▸ Short exercise:
Write out the material exactly, leaving every picture behind.

==============================

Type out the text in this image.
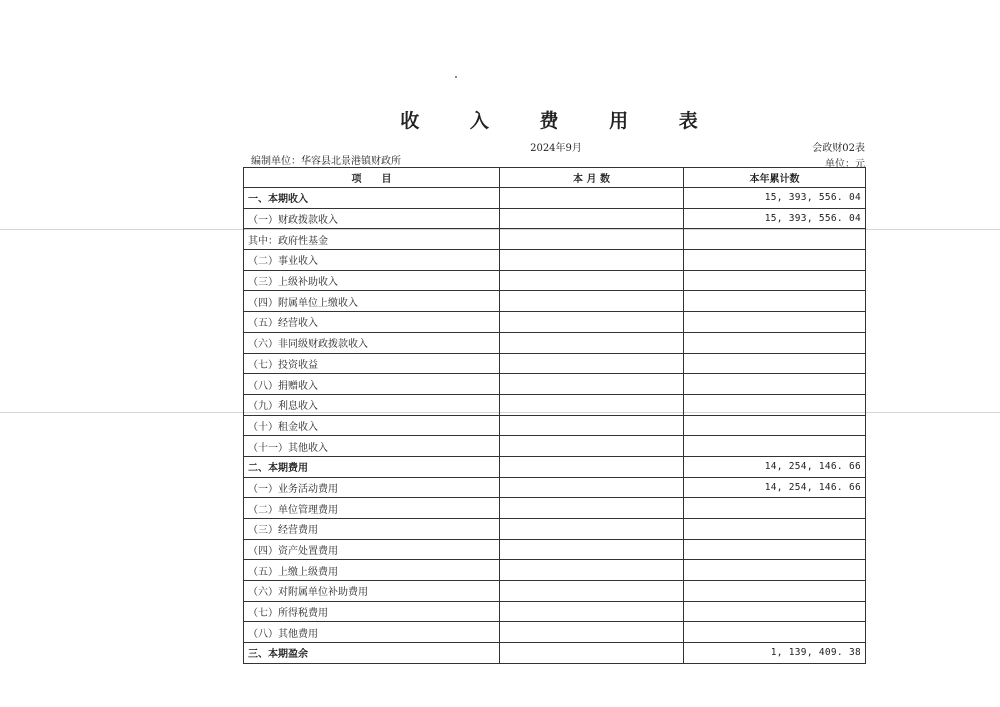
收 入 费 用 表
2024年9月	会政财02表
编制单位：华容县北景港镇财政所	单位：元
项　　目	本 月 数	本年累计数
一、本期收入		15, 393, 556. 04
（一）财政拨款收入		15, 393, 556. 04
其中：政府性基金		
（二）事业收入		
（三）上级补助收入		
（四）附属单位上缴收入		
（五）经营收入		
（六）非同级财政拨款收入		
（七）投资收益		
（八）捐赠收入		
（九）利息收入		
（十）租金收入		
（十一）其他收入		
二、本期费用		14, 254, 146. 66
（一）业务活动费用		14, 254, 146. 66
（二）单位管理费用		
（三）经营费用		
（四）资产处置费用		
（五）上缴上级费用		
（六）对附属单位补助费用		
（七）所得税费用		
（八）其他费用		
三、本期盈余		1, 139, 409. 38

==============================

▸ Expected answer:
Type out the text in this image.
收 入 费 用 表
2024年9月	会政财02表
编制单位：华容县北景港镇财政所	单位：元
项　　目	本 月 数	本年累计数
一、本期收入		15, 393, 556. 04
（一）财政拨款收入		15, 393, 556. 04
其中：政府性基金		
（二）事业收入		
（三）上级补助收入		
（四）附属单位上缴收入		
（五）经营收入		
（六）非同级财政拨款收入		
（七）投资收益		
（八）捐赠收入		
（九）利息收入		
（十）租金收入		
（十一）其他收入		
二、本期费用		14, 254, 146. 66
（一）业务活动费用		14, 254, 146. 66
（二）单位管理费用		
（三）经营费用		
（四）资产处置费用		
（五）上缴上级费用		
（六）对附属单位补助费用		
（七）所得税费用		
（八）其他费用		
三、本期盈余		1, 139, 409. 38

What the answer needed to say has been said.